>> BEGIN

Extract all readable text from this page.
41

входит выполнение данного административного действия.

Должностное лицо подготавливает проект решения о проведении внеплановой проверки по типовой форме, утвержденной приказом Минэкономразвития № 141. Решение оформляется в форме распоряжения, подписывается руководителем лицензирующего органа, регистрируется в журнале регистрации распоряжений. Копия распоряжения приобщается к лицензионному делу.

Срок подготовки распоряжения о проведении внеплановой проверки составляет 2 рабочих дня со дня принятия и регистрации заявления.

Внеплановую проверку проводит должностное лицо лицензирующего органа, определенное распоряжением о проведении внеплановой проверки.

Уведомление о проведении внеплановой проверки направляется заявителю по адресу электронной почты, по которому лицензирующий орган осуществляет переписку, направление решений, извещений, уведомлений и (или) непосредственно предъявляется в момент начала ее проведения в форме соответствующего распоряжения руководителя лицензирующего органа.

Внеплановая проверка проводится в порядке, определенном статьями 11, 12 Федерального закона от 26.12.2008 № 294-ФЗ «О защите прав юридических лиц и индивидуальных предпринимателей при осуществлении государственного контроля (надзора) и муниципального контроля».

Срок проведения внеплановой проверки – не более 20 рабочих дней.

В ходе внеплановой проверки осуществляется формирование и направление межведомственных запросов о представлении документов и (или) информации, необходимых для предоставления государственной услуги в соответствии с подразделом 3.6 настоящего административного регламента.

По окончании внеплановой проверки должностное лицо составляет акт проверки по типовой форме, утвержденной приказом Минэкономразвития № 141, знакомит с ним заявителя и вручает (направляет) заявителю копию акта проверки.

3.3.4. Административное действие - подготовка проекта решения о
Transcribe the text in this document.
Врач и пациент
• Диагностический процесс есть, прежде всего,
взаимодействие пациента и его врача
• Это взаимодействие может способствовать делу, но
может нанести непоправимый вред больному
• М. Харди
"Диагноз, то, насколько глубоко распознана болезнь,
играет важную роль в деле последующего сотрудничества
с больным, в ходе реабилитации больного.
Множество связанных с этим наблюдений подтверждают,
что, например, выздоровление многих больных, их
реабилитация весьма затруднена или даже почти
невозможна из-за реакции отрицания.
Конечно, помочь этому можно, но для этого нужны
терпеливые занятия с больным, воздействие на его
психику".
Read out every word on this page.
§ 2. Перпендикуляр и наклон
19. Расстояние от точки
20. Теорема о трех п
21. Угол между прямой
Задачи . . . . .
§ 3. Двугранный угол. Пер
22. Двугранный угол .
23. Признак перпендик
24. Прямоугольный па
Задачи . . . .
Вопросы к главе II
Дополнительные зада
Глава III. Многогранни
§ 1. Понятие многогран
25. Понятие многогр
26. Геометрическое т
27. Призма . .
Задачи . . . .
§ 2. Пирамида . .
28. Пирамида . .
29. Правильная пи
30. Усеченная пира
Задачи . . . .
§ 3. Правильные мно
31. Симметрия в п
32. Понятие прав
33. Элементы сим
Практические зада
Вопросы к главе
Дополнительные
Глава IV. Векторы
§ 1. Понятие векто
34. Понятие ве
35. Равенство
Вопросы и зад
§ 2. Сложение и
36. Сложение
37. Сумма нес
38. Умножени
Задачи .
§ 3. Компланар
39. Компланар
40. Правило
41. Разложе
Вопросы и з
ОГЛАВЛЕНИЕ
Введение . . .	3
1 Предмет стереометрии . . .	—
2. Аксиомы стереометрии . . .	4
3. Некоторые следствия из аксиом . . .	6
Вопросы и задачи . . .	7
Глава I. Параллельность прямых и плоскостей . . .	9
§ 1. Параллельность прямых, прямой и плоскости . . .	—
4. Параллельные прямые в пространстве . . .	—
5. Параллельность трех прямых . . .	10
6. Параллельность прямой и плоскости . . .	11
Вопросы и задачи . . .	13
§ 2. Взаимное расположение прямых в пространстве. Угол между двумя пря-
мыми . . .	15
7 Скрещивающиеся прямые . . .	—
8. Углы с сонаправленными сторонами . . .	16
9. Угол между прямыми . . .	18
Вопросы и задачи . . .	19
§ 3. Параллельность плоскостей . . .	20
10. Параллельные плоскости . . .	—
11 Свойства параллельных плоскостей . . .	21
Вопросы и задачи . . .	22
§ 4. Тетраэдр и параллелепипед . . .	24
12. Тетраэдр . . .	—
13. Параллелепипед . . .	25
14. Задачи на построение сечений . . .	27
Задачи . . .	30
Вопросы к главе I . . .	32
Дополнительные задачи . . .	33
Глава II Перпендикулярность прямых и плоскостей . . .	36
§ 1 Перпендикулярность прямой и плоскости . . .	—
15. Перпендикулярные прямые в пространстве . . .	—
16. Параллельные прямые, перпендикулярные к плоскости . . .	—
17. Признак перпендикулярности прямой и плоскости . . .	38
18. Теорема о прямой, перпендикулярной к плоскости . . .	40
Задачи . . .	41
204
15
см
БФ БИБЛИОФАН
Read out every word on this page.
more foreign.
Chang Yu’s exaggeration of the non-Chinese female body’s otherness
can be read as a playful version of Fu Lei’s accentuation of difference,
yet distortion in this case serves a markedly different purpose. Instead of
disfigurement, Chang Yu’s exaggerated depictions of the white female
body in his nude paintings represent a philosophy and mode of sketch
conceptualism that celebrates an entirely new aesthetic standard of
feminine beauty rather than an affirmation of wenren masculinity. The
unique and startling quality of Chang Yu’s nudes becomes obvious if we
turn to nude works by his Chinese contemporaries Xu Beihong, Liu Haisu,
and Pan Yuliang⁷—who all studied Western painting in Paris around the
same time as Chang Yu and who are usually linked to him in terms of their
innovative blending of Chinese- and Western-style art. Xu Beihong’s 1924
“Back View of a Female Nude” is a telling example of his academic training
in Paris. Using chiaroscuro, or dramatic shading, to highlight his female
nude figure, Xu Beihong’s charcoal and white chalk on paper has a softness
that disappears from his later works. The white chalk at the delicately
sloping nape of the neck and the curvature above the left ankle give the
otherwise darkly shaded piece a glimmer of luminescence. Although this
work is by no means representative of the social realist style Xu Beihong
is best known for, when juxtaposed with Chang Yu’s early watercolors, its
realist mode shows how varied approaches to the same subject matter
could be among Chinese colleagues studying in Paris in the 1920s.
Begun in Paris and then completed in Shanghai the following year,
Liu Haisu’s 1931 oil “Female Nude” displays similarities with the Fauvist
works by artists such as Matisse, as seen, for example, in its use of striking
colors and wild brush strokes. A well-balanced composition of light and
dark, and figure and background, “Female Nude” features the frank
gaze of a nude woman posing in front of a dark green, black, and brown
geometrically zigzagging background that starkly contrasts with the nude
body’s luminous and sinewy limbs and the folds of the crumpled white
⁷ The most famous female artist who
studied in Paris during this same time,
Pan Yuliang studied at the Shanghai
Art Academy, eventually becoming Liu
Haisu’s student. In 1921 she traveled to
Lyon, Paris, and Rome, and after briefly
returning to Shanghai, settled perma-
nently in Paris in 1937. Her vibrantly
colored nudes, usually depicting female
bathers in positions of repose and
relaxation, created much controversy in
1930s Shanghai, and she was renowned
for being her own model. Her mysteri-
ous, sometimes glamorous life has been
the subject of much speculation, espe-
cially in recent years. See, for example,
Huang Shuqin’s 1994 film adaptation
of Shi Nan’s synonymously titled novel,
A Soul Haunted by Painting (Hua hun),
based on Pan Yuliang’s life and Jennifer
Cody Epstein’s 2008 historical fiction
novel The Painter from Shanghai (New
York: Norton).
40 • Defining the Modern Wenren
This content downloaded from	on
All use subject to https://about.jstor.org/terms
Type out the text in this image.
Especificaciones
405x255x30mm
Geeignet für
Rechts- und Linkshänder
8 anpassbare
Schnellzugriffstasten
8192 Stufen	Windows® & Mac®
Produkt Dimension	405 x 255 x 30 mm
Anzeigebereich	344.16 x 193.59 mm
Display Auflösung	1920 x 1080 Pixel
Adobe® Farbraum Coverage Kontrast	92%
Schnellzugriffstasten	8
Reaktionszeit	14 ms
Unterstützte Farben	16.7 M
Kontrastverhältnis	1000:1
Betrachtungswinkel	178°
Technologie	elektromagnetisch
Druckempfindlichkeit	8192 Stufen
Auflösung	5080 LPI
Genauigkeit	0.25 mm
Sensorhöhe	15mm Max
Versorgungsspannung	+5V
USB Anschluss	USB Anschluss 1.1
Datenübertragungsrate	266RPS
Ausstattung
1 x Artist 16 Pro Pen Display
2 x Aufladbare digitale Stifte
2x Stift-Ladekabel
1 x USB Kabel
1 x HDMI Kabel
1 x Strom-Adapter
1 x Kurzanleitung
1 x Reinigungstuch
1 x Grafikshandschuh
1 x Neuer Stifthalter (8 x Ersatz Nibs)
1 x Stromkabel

>> END

◆ Goal of the exercise
Copy out exactly the lines running from the line with "Type out the text in this image." to the end of the records, inclusive.

◆ In response
Type out the text in this image.
Especificaciones
405x255x30mm
Geeignet für
Rechts- und Linkshänder
8 anpassbare
Schnellzugriffstasten
8192 Stufen	Windows® & Mac®
Produkt Dimension	405 x 255 x 30 mm
Anzeigebereich	344.16 x 193.59 mm
Display Auflösung	1920 x 1080 Pixel
Adobe® Farbraum Coverage Kontrast	92%
Schnellzugriffstasten	8
Reaktionszeit	14 ms
Unterstützte Farben	16.7 M
Kontrastverhältnis	1000:1
Betrachtungswinkel	178°
Technologie	elektromagnetisch
Druckempfindlichkeit	8192 Stufen
Auflösung	5080 LPI
Genauigkeit	0.25 mm
Sensorhöhe	15mm Max
Versorgungsspannung	+5V
USB Anschluss	USB Anschluss 1.1
Datenübertragungsrate	266RPS
Ausstattung
1 x Artist 16 Pro Pen Display
2 x Aufladbare digitale Stifte
2x Stift-Ladekabel
1 x USB Kabel
1 x HDMI Kabel
1 x Strom-Adapter
1 x Kurzanleitung
1 x Reinigungstuch
1 x Grafikshandschuh
1 x Neuer Stifthalter (8 x Ersatz Nibs)
1 x Stromkabel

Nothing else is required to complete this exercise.